Dataset records on visual material:
▬▬▬▬▬▬

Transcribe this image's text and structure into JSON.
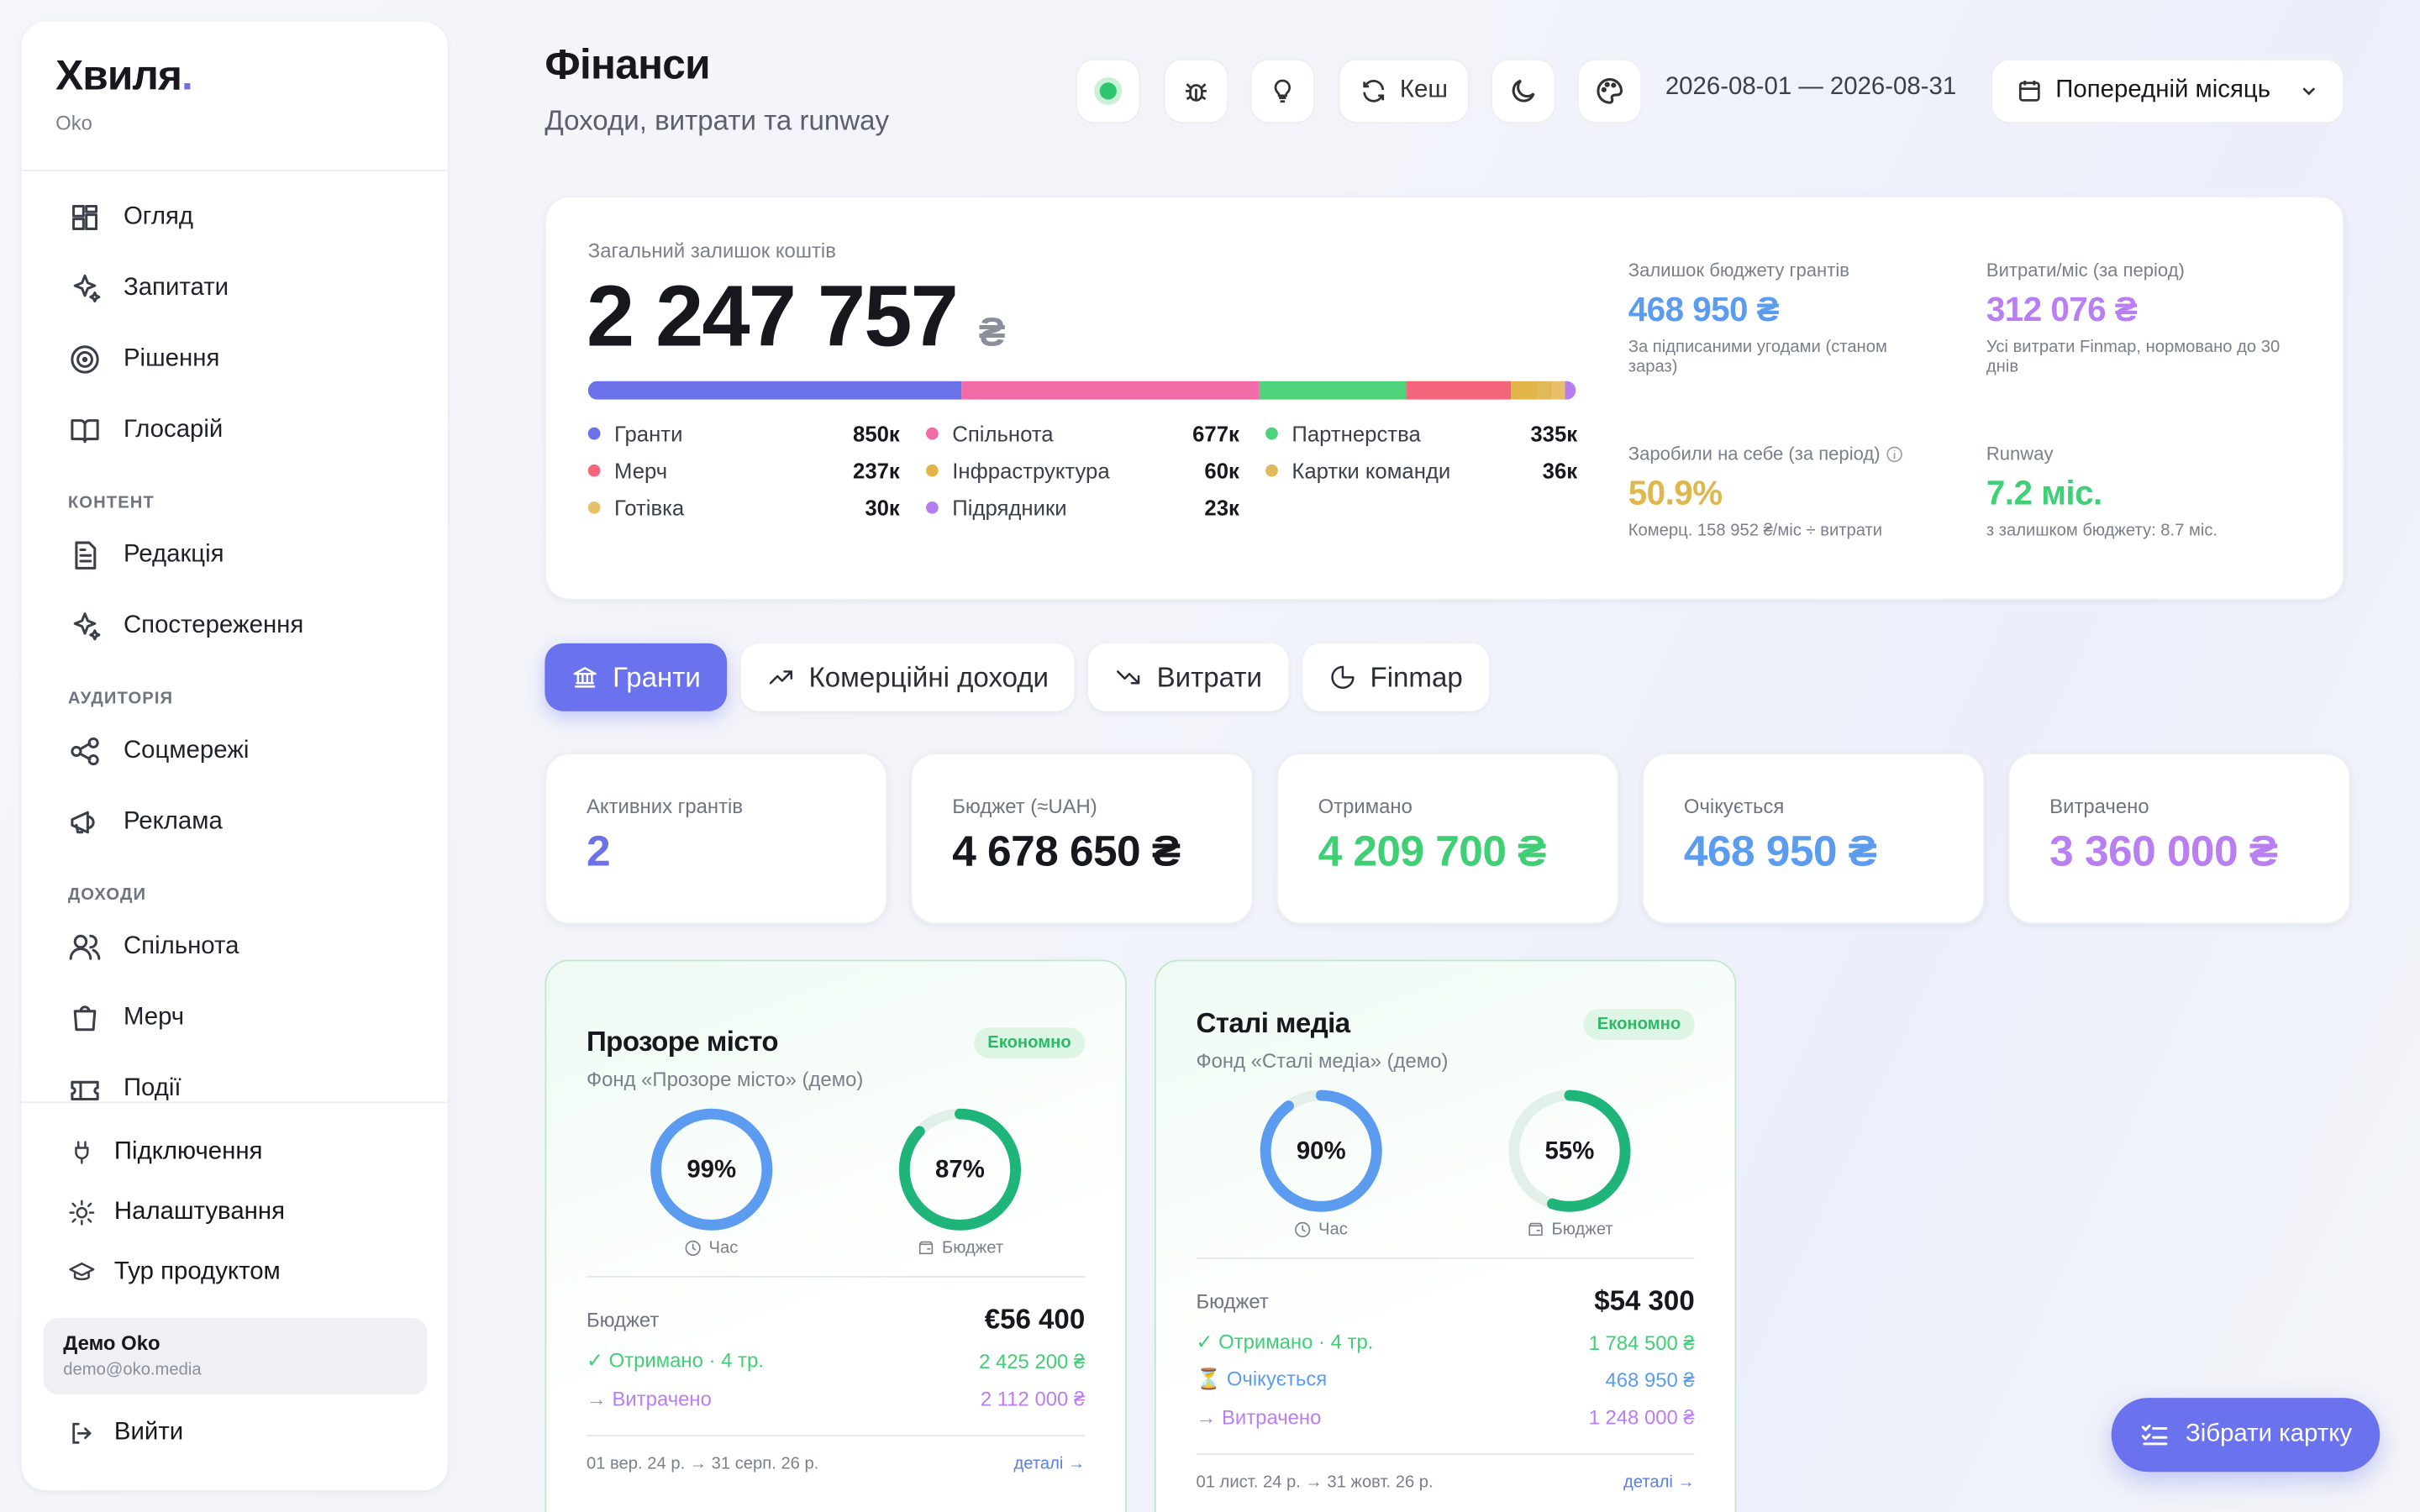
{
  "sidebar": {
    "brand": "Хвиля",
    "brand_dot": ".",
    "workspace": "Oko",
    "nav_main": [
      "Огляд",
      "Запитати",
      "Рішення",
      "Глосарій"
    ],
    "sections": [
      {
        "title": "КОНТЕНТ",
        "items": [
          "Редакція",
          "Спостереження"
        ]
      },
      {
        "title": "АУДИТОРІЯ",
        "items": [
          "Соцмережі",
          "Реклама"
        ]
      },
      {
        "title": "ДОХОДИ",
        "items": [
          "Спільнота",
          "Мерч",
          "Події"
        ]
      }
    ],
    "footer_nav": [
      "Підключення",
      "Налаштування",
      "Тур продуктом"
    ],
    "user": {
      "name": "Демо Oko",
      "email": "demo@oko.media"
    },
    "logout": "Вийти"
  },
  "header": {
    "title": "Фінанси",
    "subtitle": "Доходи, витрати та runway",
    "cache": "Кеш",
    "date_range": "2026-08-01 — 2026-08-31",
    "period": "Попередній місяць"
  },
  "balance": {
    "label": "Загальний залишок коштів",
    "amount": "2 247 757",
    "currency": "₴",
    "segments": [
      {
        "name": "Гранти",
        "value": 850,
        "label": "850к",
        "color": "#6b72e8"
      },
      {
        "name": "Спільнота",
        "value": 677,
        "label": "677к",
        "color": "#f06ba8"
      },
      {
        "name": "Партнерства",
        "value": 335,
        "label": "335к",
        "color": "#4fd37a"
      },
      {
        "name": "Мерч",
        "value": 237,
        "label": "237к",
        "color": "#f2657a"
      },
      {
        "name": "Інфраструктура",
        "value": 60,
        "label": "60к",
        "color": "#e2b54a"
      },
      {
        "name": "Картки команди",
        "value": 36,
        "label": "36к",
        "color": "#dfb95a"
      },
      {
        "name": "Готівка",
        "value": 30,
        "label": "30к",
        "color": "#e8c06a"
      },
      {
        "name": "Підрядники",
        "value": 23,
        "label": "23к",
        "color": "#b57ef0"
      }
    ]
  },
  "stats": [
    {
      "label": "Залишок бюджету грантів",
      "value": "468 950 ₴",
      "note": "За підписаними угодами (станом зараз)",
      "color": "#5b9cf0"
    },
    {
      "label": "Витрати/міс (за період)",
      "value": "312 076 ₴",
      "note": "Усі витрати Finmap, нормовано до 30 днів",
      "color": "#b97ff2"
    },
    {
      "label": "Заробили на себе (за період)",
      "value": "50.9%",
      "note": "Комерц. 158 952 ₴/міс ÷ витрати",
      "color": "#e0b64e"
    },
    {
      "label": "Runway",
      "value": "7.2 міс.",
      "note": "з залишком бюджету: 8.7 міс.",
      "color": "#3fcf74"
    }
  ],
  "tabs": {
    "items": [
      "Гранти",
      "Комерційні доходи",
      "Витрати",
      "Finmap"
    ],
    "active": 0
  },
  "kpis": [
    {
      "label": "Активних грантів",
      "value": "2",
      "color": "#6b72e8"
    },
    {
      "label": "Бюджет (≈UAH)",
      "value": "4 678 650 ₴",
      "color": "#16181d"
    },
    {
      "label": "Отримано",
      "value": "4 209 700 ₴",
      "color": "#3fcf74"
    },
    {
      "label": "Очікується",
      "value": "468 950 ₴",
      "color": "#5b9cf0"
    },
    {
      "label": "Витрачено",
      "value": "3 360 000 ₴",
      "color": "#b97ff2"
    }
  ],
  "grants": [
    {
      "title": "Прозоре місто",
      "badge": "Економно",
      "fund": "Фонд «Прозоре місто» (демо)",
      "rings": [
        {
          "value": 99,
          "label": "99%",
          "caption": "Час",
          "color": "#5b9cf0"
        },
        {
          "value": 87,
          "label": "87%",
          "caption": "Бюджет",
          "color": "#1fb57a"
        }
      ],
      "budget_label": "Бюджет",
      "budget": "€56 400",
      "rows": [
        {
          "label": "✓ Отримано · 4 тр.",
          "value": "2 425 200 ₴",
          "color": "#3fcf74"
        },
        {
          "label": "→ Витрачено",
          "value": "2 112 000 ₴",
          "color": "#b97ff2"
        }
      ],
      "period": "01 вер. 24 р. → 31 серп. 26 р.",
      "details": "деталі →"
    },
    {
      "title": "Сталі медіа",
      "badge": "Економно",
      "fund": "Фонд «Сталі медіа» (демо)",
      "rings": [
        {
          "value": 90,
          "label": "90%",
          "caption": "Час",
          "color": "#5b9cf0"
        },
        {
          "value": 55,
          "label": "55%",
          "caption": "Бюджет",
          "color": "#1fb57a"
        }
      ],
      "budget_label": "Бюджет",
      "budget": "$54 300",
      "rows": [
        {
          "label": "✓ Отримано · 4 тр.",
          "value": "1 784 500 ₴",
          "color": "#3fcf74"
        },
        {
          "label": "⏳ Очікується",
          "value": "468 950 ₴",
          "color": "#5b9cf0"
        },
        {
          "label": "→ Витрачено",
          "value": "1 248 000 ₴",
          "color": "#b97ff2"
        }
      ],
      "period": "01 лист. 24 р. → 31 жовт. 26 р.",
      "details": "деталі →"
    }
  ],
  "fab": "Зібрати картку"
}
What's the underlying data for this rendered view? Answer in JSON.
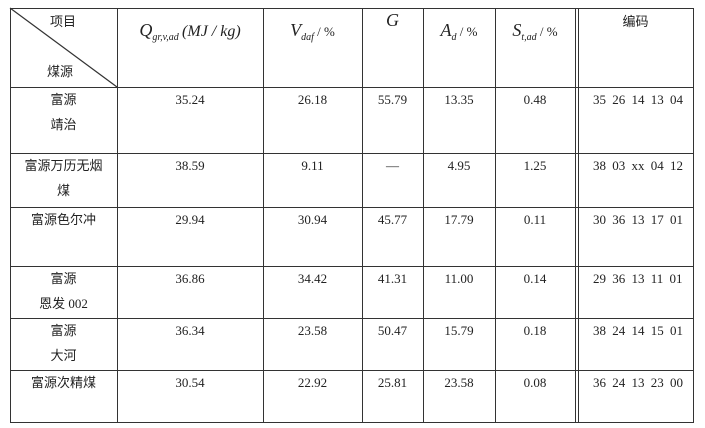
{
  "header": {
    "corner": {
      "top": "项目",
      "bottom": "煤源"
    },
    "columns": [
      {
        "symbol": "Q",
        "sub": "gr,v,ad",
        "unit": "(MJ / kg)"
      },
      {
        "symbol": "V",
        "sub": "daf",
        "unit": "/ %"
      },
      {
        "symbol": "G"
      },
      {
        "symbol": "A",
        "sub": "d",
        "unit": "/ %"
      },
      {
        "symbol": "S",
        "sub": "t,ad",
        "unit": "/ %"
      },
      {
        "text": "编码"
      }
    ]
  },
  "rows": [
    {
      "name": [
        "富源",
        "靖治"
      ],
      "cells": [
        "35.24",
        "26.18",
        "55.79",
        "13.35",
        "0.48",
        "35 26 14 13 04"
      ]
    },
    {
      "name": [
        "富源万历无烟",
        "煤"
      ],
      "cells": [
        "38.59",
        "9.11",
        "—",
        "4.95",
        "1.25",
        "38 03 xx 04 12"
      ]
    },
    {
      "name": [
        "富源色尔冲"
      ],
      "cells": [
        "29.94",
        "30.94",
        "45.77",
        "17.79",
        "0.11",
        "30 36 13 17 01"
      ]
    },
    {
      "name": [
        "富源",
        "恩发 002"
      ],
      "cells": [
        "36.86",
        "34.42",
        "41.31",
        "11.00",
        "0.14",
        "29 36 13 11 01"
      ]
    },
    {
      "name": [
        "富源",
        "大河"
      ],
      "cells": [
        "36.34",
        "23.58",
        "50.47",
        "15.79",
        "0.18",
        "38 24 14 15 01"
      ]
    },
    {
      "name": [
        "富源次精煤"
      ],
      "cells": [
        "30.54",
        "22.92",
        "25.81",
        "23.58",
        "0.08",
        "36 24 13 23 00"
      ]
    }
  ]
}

▬▬▬▬▬▬

**Task statement**
Take the listing above and print it exactly, apart from the pictures.

**Task output**
Transcribe this image's text and structure into JSON.
{
  "sidebar": {
    "brand": "Хвиля",
    "brand_dot": ".",
    "workspace": "Oko",
    "nav_main": [
      "Огляд",
      "Запитати",
      "Рішення",
      "Глосарій"
    ],
    "sections": [
      {
        "title": "КОНТЕНТ",
        "items": [
          "Редакція",
          "Спостереження"
        ]
      },
      {
        "title": "АУДИТОРІЯ",
        "items": [
          "Соцмережі",
          "Реклама"
        ]
      },
      {
        "title": "ДОХОДИ",
        "items": [
          "Спільнота",
          "Мерч",
          "Події"
        ]
      }
    ],
    "footer_nav": [
      "Підключення",
      "Налаштування",
      "Тур продуктом"
    ],
    "user": {
      "name": "Демо Oko",
      "email": "demo@oko.media"
    },
    "logout": "Вийти"
  },
  "header": {
    "title": "Фінанси",
    "subtitle": "Доходи, витрати та runway",
    "cache": "Кеш",
    "date_range": "2026-08-01 — 2026-08-31",
    "period": "Попередній місяць"
  },
  "balance": {
    "label": "Загальний залишок коштів",
    "amount": "2 247 757",
    "currency": "₴",
    "segments": [
      {
        "name": "Гранти",
        "value": 850,
        "label": "850к",
        "color": "#6b72e8"
      },
      {
        "name": "Спільнота",
        "value": 677,
        "label": "677к",
        "color": "#f06ba8"
      },
      {
        "name": "Партнерства",
        "value": 335,
        "label": "335к",
        "color": "#4fd37a"
      },
      {
        "name": "Мерч",
        "value": 237,
        "label": "237к",
        "color": "#f2657a"
      },
      {
        "name": "Інфраструктура",
        "value": 60,
        "label": "60к",
        "color": "#e2b54a"
      },
      {
        "name": "Картки команди",
        "value": 36,
        "label": "36к",
        "color": "#dfb95a"
      },
      {
        "name": "Готівка",
        "value": 30,
        "label": "30к",
        "color": "#e8c06a"
      },
      {
        "name": "Підрядники",
        "value": 23,
        "label": "23к",
        "color": "#b57ef0"
      }
    ]
  },
  "stats": [
    {
      "label": "Залишок бюджету грантів",
      "value": "468 950 ₴",
      "note": "За підписаними угодами (станом зараз)",
      "color": "#5b9cf0"
    },
    {
      "label": "Витрати/міс (за період)",
      "value": "312 076 ₴",
      "note": "Усі витрати Finmap, нормовано до 30 днів",
      "color": "#b97ff2"
    },
    {
      "label": "Заробили на себе (за період)",
      "value": "50.9%",
      "note": "Комерц. 158 952 ₴/міс ÷ витрати",
      "color": "#e0b64e"
    },
    {
      "label": "Runway",
      "value": "7.2 міс.",
      "note": "з залишком бюджету: 8.7 міс.",
      "color": "#3fcf74"
    }
  ],
  "tabs": {
    "items": [
      "Гранти",
      "Комерційні доходи",
      "Витрати",
      "Finmap"
    ],
    "active": 0
  },
  "kpis": [
    {
      "label": "Активних грантів",
      "value": "2",
      "color": "#6b72e8"
    },
    {
      "label": "Бюджет (≈UAH)",
      "value": "4 678 650 ₴",
      "color": "#16181d"
    },
    {
      "label": "Отримано",
      "value": "4 209 700 ₴",
      "color": "#3fcf74"
    },
    {
      "label": "Очікується",
      "value": "468 950 ₴",
      "color": "#5b9cf0"
    },
    {
      "label": "Витрачено",
      "value": "3 360 000 ₴",
      "color": "#b97ff2"
    }
  ],
  "grants": [
    {
      "title": "Прозоре місто",
      "badge": "Економно",
      "fund": "Фонд «Прозоре місто» (демо)",
      "rings": [
        {
          "value": 99,
          "label": "99%",
          "caption": "Час",
          "color": "#5b9cf0"
        },
        {
          "value": 87,
          "label": "87%",
          "caption": "Бюджет",
          "color": "#1fb57a"
        }
      ],
      "budget_label": "Бюджет",
      "budget": "€56 400",
      "rows": [
        {
          "label": "✓ Отримано · 4 тр.",
          "value": "2 425 200 ₴",
          "color": "#3fcf74"
        },
        {
          "label": "→ Витрачено",
          "value": "2 112 000 ₴",
          "color": "#b97ff2"
        }
      ],
      "period": "01 вер. 24 р. → 31 серп. 26 р.",
      "details": "деталі →"
    },
    {
      "title": "Сталі медіа",
      "badge": "Економно",
      "fund": "Фонд «Сталі медіа» (демо)",
      "rings": [
        {
          "value": 90,
          "label": "90%",
          "caption": "Час",
          "color": "#5b9cf0"
        },
        {
          "value": 55,
          "label": "55%",
          "caption": "Бюджет",
          "color": "#1fb57a"
        }
      ],
      "budget_label": "Бюджет",
      "budget": "$54 300",
      "rows": [
        {
          "label": "✓ Отримано · 4 тр.",
          "value": "1 784 500 ₴",
          "color": "#3fcf74"
        },
        {
          "label": "⏳ Очікується",
          "value": "468 950 ₴",
          "color": "#5b9cf0"
        },
        {
          "label": "→ Витрачено",
          "value": "1 248 000 ₴",
          "color": "#b97ff2"
        }
      ],
      "period": "01 лист. 24 р. → 31 жовт. 26 р.",
      "details": "деталі →"
    }
  ],
  "fab": "Зібрати картку"
}
What's the underlying data for this rendered view? Answer in JSON.
{
  "header": {
    "corner": {
      "top": "项目",
      "bottom": "煤源"
    },
    "columns": [
      {
        "symbol": "Q",
        "sub": "gr,v,ad",
        "unit": "(MJ / kg)"
      },
      {
        "symbol": "V",
        "sub": "daf",
        "unit": "/ %"
      },
      {
        "symbol": "G"
      },
      {
        "symbol": "A",
        "sub": "d",
        "unit": "/ %"
      },
      {
        "symbol": "S",
        "sub": "t,ad",
        "unit": "/ %"
      },
      {
        "text": "编码"
      }
    ]
  },
  "rows": [
    {
      "name": [
        "富源",
        "靖治"
      ],
      "cells": [
        "35.24",
        "26.18",
        "55.79",
        "13.35",
        "0.48",
        "35 26 14 13 04"
      ]
    },
    {
      "name": [
        "富源万历无烟",
        "煤"
      ],
      "cells": [
        "38.59",
        "9.11",
        "—",
        "4.95",
        "1.25",
        "38 03 xx 04 12"
      ]
    },
    {
      "name": [
        "富源色尔冲"
      ],
      "cells": [
        "29.94",
        "30.94",
        "45.77",
        "17.79",
        "0.11",
        "30 36 13 17 01"
      ]
    },
    {
      "name": [
        "富源",
        "恩发 002"
      ],
      "cells": [
        "36.86",
        "34.42",
        "41.31",
        "11.00",
        "0.14",
        "29 36 13 11 01"
      ]
    },
    {
      "name": [
        "富源",
        "大河"
      ],
      "cells": [
        "36.34",
        "23.58",
        "50.47",
        "15.79",
        "0.18",
        "38 24 14 15 01"
      ]
    },
    {
      "name": [
        "富源次精煤"
      ],
      "cells": [
        "30.54",
        "22.92",
        "25.81",
        "23.58",
        "0.08",
        "36 24 13 23 00"
      ]
    }
  ]
}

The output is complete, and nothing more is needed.